Reproduce each of the rows below verbatim, leaving out the pictures.

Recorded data
-- Begin --

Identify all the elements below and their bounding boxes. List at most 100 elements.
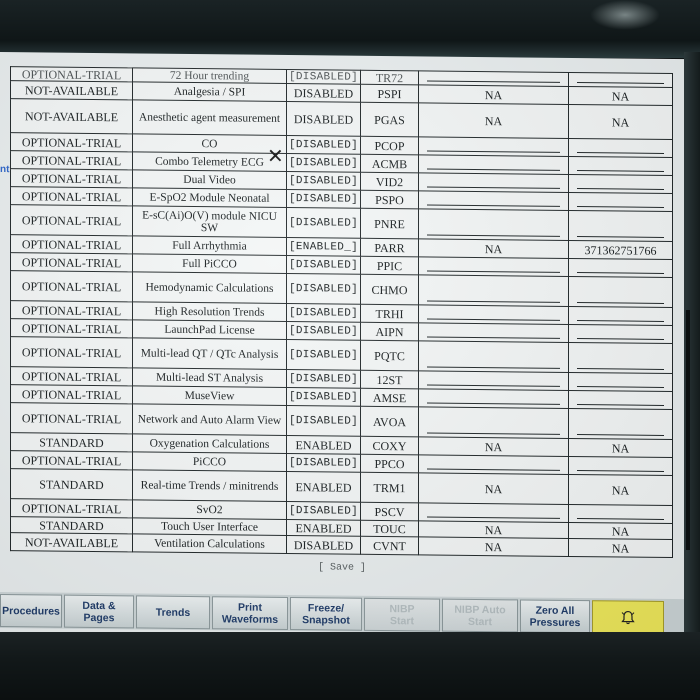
blank-entry-line xyxy=(427,186,560,189)
value1-cell xyxy=(418,172,569,193)
nibp-start-button[interactable]: NIBP Start xyxy=(364,597,440,632)
value2-cell xyxy=(568,192,673,212)
feature-cell: Full PiCCO xyxy=(132,253,287,274)
feature-cell: Real-time Trends / minitrends xyxy=(132,469,287,502)
blank-entry-line xyxy=(577,272,664,274)
blank-entry-line xyxy=(577,82,664,84)
status-cell: STANDARD xyxy=(10,468,133,500)
scrollbar-thumb[interactable] xyxy=(686,310,690,550)
code-cell: TOUC xyxy=(360,520,419,537)
value2-cell: 371362751766 xyxy=(568,240,673,260)
close-icon[interactable]: ✕ xyxy=(267,144,284,168)
value1-cell xyxy=(418,256,569,277)
status-cell: OPTIONAL-TRIAL xyxy=(10,186,133,206)
trends-button[interactable]: Trends xyxy=(136,595,210,630)
value2-cell xyxy=(568,306,673,326)
value2-cell xyxy=(568,210,673,242)
code-cell: PQTC xyxy=(360,340,419,371)
alarm-bell-icon xyxy=(621,610,635,624)
state-cell: DISABLED xyxy=(286,101,361,137)
blank-entry-line xyxy=(427,168,560,171)
value1-cell xyxy=(418,340,569,373)
blank-entry-line xyxy=(427,300,560,303)
value2-cell xyxy=(568,342,673,374)
light-glare xyxy=(590,0,660,30)
status-cell: NOT-AVAILABLE xyxy=(10,80,133,100)
software-options-table: OPTIONAL-TRIAL 72 Hour trending [DISABLED]… xyxy=(10,66,673,559)
code-cell: CVNT xyxy=(360,536,419,555)
state-cell: [DISABLED] xyxy=(286,153,361,173)
value1-cell: NA xyxy=(418,102,569,139)
code-cell: PGAS xyxy=(360,102,419,137)
zero-all-pressures-button[interactable]: Zero All Pressures xyxy=(520,599,590,634)
alarm-silence-button[interactable] xyxy=(592,600,664,634)
code-cell: TRM1 xyxy=(360,472,419,503)
blank-entry-line xyxy=(427,318,560,321)
value2-cell xyxy=(568,456,673,476)
freeze-snapshot-button[interactable]: Freeze/ Snapshot xyxy=(290,597,362,631)
state-cell: [DISABLED] xyxy=(286,339,361,371)
status-cell: STANDARD xyxy=(10,516,133,534)
value1-cell xyxy=(418,370,569,391)
blank-entry-line xyxy=(427,468,560,471)
blank-entry-line xyxy=(577,434,664,436)
value2-cell xyxy=(568,324,673,344)
state-cell: [DISABLED] xyxy=(286,135,361,155)
procedures-button[interactable]: Procedures xyxy=(0,594,62,628)
status-cell: NOT-AVAILABLE xyxy=(10,532,133,552)
code-cell: VID2 xyxy=(360,172,419,191)
feature-cell: Combo Telemetry ECG xyxy=(132,151,287,172)
value2-cell: NA xyxy=(568,438,673,458)
feature-cell: Multi-lead QT / QTc Analysis xyxy=(132,337,287,370)
blank-entry-line xyxy=(427,270,560,273)
data-pages-button[interactable]: Data & Pages xyxy=(64,594,134,629)
value1-cell: NA xyxy=(418,472,569,505)
value1-cell: NA xyxy=(418,520,569,539)
save-button[interactable]: [ Save ] xyxy=(318,562,366,574)
value2-cell: NA xyxy=(568,522,673,540)
status-cell: OPTIONAL-TRIAL xyxy=(10,252,133,272)
state-cell: [DISABLED] xyxy=(286,255,361,275)
feature-cell: PiCCO xyxy=(132,451,287,472)
value2-cell xyxy=(568,72,673,88)
blank-entry-line xyxy=(577,470,664,472)
print-waveforms-button[interactable]: Print Waveforms xyxy=(212,596,288,631)
value2-cell xyxy=(568,372,673,392)
value1-cell xyxy=(418,406,569,439)
blank-entry-line xyxy=(577,404,664,406)
code-cell: AIPN xyxy=(360,322,419,341)
status-cell: OPTIONAL-TRIAL xyxy=(10,366,133,386)
code-cell: TR72 xyxy=(360,70,419,85)
blank-entry-line xyxy=(427,516,560,519)
code-cell: TRHI xyxy=(360,304,419,323)
status-cell: OPTIONAL-TRIAL xyxy=(10,384,133,404)
value2-cell: NA xyxy=(568,104,673,140)
feature-cell: E-SpO2 Module Neonatal xyxy=(132,187,287,208)
feature-cell: SvO2 xyxy=(132,499,287,520)
value2-cell: NA xyxy=(568,474,673,506)
value1-cell: NA xyxy=(418,84,569,105)
blank-entry-line xyxy=(577,302,664,304)
state-cell: ENABLED xyxy=(286,519,361,537)
feature-cell: Oxygenation Calculations xyxy=(132,433,287,454)
blank-entry-line xyxy=(577,236,664,238)
value1-cell xyxy=(418,322,569,343)
status-cell: OPTIONAL-TRIAL xyxy=(10,270,133,302)
state-cell: DISABLED xyxy=(286,83,361,103)
state-cell: [ENABLED_] xyxy=(286,237,361,257)
state-cell: [DISABLED] xyxy=(286,171,361,191)
status-cell: OPTIONAL-TRIAL xyxy=(10,150,133,170)
feature-cell: Multi-lead ST Analysis xyxy=(132,367,287,388)
feature-cell: Ventilation Calculations xyxy=(132,533,287,554)
blank-entry-line xyxy=(427,234,560,237)
blank-entry-line xyxy=(577,368,664,370)
feature-cell: CO xyxy=(132,133,287,154)
status-cell: OPTIONAL-TRIAL xyxy=(10,66,133,82)
state-cell: [DISABLED] xyxy=(286,387,361,407)
value1-cell: NA xyxy=(418,238,569,259)
code-cell: PNRE xyxy=(360,208,419,239)
value1-cell: NA xyxy=(418,536,569,557)
software-options-table-wrap: OPTIONAL-TRIAL 72 Hour trending [DISABLED]… xyxy=(10,66,673,559)
blank-entry-line xyxy=(577,170,664,172)
nibp-auto-start-button[interactable]: NIBP Auto Start xyxy=(442,598,518,633)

-- End --

> OUTPUT FOR THIS EXERCISE:
Identify all the elements below and their bounding boxes. List at most 100 elements.
blank-entry-line xyxy=(427,186,560,189)
value1-cell xyxy=(418,172,569,193)
nibp-start-button[interactable]: NIBP Start xyxy=(364,597,440,632)
value2-cell xyxy=(568,192,673,212)
feature-cell: Full PiCCO xyxy=(132,253,287,274)
feature-cell: Real-time Trends / minitrends xyxy=(132,469,287,502)
blank-entry-line xyxy=(577,272,664,274)
blank-entry-line xyxy=(577,82,664,84)
status-cell: STANDARD xyxy=(10,468,133,500)
scrollbar-thumb[interactable] xyxy=(686,310,690,550)
code-cell: TOUC xyxy=(360,520,419,537)
value2-cell: 371362751766 xyxy=(568,240,673,260)
close-icon[interactable]: ✕ xyxy=(267,144,284,168)
value1-cell xyxy=(418,256,569,277)
status-cell: OPTIONAL-TRIAL xyxy=(10,186,133,206)
trends-button[interactable]: Trends xyxy=(136,595,210,630)
value2-cell xyxy=(568,306,673,326)
value2-cell xyxy=(568,210,673,242)
code-cell: PQTC xyxy=(360,340,419,371)
alarm-bell-icon xyxy=(621,610,635,624)
state-cell: DISABLED xyxy=(286,101,361,137)
blank-entry-line xyxy=(427,168,560,171)
value1-cell xyxy=(418,340,569,373)
blank-entry-line xyxy=(427,300,560,303)
value2-cell xyxy=(568,342,673,374)
light-glare xyxy=(590,0,660,30)
status-cell: NOT-AVAILABLE xyxy=(10,80,133,100)
software-options-table: OPTIONAL-TRIAL 72 Hour trending [DISABLED]… xyxy=(10,66,673,559)
code-cell: CVNT xyxy=(360,536,419,555)
state-cell: [DISABLED] xyxy=(286,153,361,173)
value1-cell: NA xyxy=(418,102,569,139)
code-cell: PGAS xyxy=(360,102,419,137)
zero-all-pressures-button[interactable]: Zero All Pressures xyxy=(520,599,590,634)
alarm-silence-button[interactable] xyxy=(592,600,664,634)
code-cell: TRM1 xyxy=(360,472,419,503)
blank-entry-line xyxy=(427,318,560,321)
value2-cell xyxy=(568,456,673,476)
freeze-snapshot-button[interactable]: Freeze/ Snapshot xyxy=(290,597,362,631)
state-cell: [DISABLED] xyxy=(286,339,361,371)
status-cell: STANDARD xyxy=(10,516,133,534)
value1-cell xyxy=(418,370,569,391)
blank-entry-line xyxy=(427,468,560,471)
blank-entry-line xyxy=(577,434,664,436)
value2-cell xyxy=(568,324,673,344)
state-cell: [DISABLED] xyxy=(286,135,361,155)
procedures-button[interactable]: Procedures xyxy=(0,594,62,628)
status-cell: NOT-AVAILABLE xyxy=(10,532,133,552)
code-cell: VID2 xyxy=(360,172,419,191)
feature-cell: Combo Telemetry ECG xyxy=(132,151,287,172)
value2-cell: NA xyxy=(568,438,673,458)
feature-cell: Multi-lead QT / QTc Analysis xyxy=(132,337,287,370)
blank-entry-line xyxy=(427,270,560,273)
data-pages-button[interactable]: Data & Pages xyxy=(64,594,134,629)
value1-cell: NA xyxy=(418,472,569,505)
value1-cell: NA xyxy=(418,520,569,539)
save-button[interactable]: [ Save ] xyxy=(318,562,366,574)
value2-cell: NA xyxy=(568,522,673,540)
status-cell: OPTIONAL-TRIAL xyxy=(10,252,133,272)
state-cell: [DISABLED] xyxy=(286,255,361,275)
feature-cell: PiCCO xyxy=(132,451,287,472)
value2-cell xyxy=(568,72,673,88)
blank-entry-line xyxy=(577,470,664,472)
print-waveforms-button[interactable]: Print Waveforms xyxy=(212,596,288,631)
value2-cell xyxy=(568,372,673,392)
value1-cell xyxy=(418,406,569,439)
blank-entry-line xyxy=(577,404,664,406)
code-cell: AIPN xyxy=(360,322,419,341)
status-cell: OPTIONAL-TRIAL xyxy=(10,366,133,386)
code-cell: TR72 xyxy=(360,70,419,85)
blank-entry-line xyxy=(427,516,560,519)
code-cell: TRHI xyxy=(360,304,419,323)
status-cell: OPTIONAL-TRIAL xyxy=(10,384,133,404)
value2-cell: NA xyxy=(568,104,673,140)
feature-cell: E-SpO2 Module Neonatal xyxy=(132,187,287,208)
feature-cell: SvO2 xyxy=(132,499,287,520)
value2-cell: NA xyxy=(568,474,673,506)
value1-cell: NA xyxy=(418,84,569,105)
blank-entry-line xyxy=(577,302,664,304)
state-cell: ENABLED xyxy=(286,519,361,537)
feature-cell: Oxygenation Calculations xyxy=(132,433,287,454)
blank-entry-line xyxy=(577,236,664,238)
value1-cell xyxy=(418,322,569,343)
status-cell: OPTIONAL-TRIAL xyxy=(10,270,133,302)
state-cell: DISABLED xyxy=(286,83,361,103)
state-cell: [ENABLED_] xyxy=(286,237,361,257)
state-cell: [DISABLED] xyxy=(286,171,361,191)
status-cell: OPTIONAL-TRIAL xyxy=(10,150,133,170)
feature-cell: Multi-lead ST Analysis xyxy=(132,367,287,388)
feature-cell: Ventilation Calculations xyxy=(132,533,287,554)
blank-entry-line xyxy=(427,234,560,237)
blank-entry-line xyxy=(577,368,664,370)
feature-cell: CO xyxy=(132,133,287,154)
status-cell: OPTIONAL-TRIAL xyxy=(10,66,133,82)
state-cell: [DISABLED] xyxy=(286,387,361,407)
value1-cell: NA xyxy=(418,238,569,259)
code-cell: PNRE xyxy=(360,208,419,239)
value1-cell: NA xyxy=(418,536,569,557)
software-options-table-wrap: OPTIONAL-TRIAL 72 Hour trending [DISABLED]… xyxy=(10,66,673,559)
blank-entry-line xyxy=(577,170,664,172)
nibp-auto-start-button[interactable]: NIBP Auto Start xyxy=(442,598,518,633)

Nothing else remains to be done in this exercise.